### Work required
Copy out every line of the data exactly.

### Data records
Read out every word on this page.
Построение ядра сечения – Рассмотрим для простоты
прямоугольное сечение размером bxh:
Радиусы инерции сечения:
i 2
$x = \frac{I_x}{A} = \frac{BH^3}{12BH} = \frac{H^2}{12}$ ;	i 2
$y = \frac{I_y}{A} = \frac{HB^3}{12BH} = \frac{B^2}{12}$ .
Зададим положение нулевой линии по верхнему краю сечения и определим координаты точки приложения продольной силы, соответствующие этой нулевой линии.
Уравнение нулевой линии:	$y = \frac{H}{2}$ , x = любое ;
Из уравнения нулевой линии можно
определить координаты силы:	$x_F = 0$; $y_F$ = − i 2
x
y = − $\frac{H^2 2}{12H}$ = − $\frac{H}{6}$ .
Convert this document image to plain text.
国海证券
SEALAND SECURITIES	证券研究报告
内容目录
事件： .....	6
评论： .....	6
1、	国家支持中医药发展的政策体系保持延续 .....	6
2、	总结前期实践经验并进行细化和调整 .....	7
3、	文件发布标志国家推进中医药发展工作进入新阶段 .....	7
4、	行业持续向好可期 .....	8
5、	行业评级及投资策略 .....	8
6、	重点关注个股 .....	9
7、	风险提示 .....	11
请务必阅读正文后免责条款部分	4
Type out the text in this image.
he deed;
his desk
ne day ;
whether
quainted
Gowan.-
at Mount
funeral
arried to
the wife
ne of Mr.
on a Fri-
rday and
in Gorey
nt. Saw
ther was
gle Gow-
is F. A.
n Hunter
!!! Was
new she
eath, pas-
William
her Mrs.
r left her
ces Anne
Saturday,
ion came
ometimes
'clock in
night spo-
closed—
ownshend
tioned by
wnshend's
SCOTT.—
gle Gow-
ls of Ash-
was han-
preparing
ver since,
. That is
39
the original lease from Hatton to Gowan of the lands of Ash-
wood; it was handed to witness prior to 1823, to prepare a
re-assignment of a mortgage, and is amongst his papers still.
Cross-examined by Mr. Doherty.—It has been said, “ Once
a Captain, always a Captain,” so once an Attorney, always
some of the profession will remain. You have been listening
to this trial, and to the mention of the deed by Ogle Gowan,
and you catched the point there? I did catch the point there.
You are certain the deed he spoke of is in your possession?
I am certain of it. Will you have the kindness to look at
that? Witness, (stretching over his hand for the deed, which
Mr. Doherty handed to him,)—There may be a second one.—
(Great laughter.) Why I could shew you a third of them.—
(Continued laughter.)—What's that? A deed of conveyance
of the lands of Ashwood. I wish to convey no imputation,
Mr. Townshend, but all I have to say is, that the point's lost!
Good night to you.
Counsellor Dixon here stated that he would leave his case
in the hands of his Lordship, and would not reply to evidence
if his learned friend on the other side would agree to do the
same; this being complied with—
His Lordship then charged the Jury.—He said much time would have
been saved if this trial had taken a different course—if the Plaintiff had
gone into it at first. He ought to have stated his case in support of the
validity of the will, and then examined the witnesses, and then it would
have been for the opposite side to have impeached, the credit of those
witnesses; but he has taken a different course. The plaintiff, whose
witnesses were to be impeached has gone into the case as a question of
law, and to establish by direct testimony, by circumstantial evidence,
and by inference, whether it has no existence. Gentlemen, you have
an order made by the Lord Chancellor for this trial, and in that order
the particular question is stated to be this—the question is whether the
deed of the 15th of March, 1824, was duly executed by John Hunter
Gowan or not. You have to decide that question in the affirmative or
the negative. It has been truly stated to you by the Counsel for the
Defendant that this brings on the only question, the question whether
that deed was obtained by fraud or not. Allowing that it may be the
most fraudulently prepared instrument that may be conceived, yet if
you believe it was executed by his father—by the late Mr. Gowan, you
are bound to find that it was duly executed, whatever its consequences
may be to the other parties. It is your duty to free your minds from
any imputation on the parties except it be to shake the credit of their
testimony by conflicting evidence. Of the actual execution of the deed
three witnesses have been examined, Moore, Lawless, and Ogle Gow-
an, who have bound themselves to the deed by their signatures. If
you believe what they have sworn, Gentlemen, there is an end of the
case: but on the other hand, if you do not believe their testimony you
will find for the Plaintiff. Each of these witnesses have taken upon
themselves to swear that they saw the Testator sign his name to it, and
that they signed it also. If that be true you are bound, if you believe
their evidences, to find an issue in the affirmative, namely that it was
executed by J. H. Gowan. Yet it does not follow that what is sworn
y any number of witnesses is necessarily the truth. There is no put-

### The reply
Read out every word on this page.
Построение ядра сечения – Рассмотрим для простоты
прямоугольное сечение размером bxh:
Радиусы инерции сечения:
i 2
$x = \frac{I_x}{A} = \frac{BH^3}{12BH} = \frac{H^2}{12}$ ;	i 2
$y = \frac{I_y}{A} = \frac{HB^3}{12BH} = \frac{B^2}{12}$ .
Зададим положение нулевой линии по верхнему краю сечения и определим координаты точки приложения продольной силы, соответствующие этой нулевой линии.
Уравнение нулевой линии:	$y = \frac{H}{2}$ , x = любое ;
Из уравнения нулевой линии можно
определить координаты силы:	$x_F = 0$; $y_F$ = − i 2
x
y = − $\frac{H^2 2}{12H}$ = − $\frac{H}{6}$ .
Convert this document image to plain text.
国海证券
SEALAND SECURITIES	证券研究报告
内容目录
事件： .....	6
评论： .....	6
1、	国家支持中医药发展的政策体系保持延续 .....	6
2、	总结前期实践经验并进行细化和调整 .....	7
3、	文件发布标志国家推进中医药发展工作进入新阶段 .....	7
4、	行业持续向好可期 .....	8
5、	行业评级及投资策略 .....	8
6、	重点关注个股 .....	9
7、	风险提示 .....	11
请务必阅读正文后免责条款部分	4
Type out the text in this image.
he deed;
his desk
ne day ;
whether
quainted
Gowan.-
at Mount
funeral
arried to
the wife
ne of Mr.
on a Fri-
rday and
in Gorey
nt. Saw
ther was
gle Gow-
is F. A.
n Hunter
!!! Was
new she
eath, pas-
William
her Mrs.
r left her
ces Anne
Saturday,
ion came
ometimes
'clock in
night spo-
closed—
ownshend
tioned by
wnshend's
SCOTT.—
gle Gow-
ls of Ash-
was han-
preparing
ver since,
. That is
39
the original lease from Hatton to Gowan of the lands of Ash-
wood; it was handed to witness prior to 1823, to prepare a
re-assignment of a mortgage, and is amongst his papers still.
Cross-examined by Mr. Doherty.—It has been said, “ Once
a Captain, always a Captain,” so once an Attorney, always
some of the profession will remain. You have been listening
to this trial, and to the mention of the deed by Ogle Gowan,
and you catched the point there? I did catch the point there.
You are certain the deed he spoke of is in your possession?
I am certain of it. Will you have the kindness to look at
that? Witness, (stretching over his hand for the deed, which
Mr. Doherty handed to him,)—There may be a second one.—
(Great laughter.) Why I could shew you a third of them.—
(Continued laughter.)—What's that? A deed of conveyance
of the lands of Ashwood. I wish to convey no imputation,
Mr. Townshend, but all I have to say is, that the point's lost!
Good night to you.
Counsellor Dixon here stated that he would leave his case
in the hands of his Lordship, and would not reply to evidence
if his learned friend on the other side would agree to do the
same; this being complied with—
His Lordship then charged the Jury.—He said much time would have
been saved if this trial had taken a different course—if the Plaintiff had
gone into it at first. He ought to have stated his case in support of the
validity of the will, and then examined the witnesses, and then it would
have been for the opposite side to have impeached, the credit of those
witnesses; but he has taken a different course. The plaintiff, whose
witnesses were to be impeached has gone into the case as a question of
law, and to establish by direct testimony, by circumstantial evidence,
and by inference, whether it has no existence. Gentlemen, you have
an order made by the Lord Chancellor for this trial, and in that order
the particular question is stated to be this—the question is whether the
deed of the 15th of March, 1824, was duly executed by John Hunter
Gowan or not. You have to decide that question in the affirmative or
the negative. It has been truly stated to you by the Counsel for the
Defendant that this brings on the only question, the question whether
that deed was obtained by fraud or not. Allowing that it may be the
most fraudulently prepared instrument that may be conceived, yet if
you believe it was executed by his father—by the late Mr. Gowan, you
are bound to find that it was duly executed, whatever its consequences
may be to the other parties. It is your duty to free your minds from
any imputation on the parties except it be to shake the credit of their
testimony by conflicting evidence. Of the actual execution of the deed
three witnesses have been examined, Moore, Lawless, and Ogle Gow-
an, who have bound themselves to the deed by their signatures. If
you believe what they have sworn, Gentlemen, there is an end of the
case: but on the other hand, if you do not believe their testimony you
will find for the Plaintiff. Each of these witnesses have taken upon
themselves to swear that they saw the Testator sign his name to it, and
that they signed it also. If that be true you are bound, if you believe
their evidences, to find an issue in the affirmative, namely that it was
executed by J. H. Gowan. Yet it does not follow that what is sworn
y any number of witnesses is necessarily the truth. There is no put-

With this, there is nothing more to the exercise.